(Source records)
--

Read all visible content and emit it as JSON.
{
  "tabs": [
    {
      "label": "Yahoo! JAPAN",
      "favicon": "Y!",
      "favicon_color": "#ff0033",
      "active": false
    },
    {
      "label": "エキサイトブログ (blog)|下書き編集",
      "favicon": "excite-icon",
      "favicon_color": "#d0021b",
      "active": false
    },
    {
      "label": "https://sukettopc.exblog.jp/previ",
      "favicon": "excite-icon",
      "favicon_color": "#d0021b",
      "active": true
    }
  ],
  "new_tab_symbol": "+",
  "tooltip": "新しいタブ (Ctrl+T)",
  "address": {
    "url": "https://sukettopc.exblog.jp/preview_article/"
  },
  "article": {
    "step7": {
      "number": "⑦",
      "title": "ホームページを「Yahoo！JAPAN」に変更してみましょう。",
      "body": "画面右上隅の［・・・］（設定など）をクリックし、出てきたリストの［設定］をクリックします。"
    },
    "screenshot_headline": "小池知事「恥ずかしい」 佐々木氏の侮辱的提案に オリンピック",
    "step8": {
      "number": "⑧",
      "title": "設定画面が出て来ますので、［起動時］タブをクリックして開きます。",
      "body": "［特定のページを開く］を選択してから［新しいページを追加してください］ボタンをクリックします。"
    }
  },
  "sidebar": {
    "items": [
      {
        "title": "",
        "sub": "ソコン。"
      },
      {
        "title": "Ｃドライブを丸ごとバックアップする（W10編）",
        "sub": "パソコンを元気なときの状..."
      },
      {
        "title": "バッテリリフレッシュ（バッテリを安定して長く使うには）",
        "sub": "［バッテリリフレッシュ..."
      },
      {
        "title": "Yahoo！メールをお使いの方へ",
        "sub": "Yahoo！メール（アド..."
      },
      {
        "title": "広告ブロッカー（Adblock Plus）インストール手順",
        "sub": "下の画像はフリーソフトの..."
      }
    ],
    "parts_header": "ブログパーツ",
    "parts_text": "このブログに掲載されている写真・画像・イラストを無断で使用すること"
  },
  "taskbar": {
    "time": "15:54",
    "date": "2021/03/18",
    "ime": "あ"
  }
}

--

GIVEN EXERCISE
From the data above, count the lines where "バッテリリフレッシュ" occurs and give that figure and nothing else.

OUTPUT FOR THIS TASK
2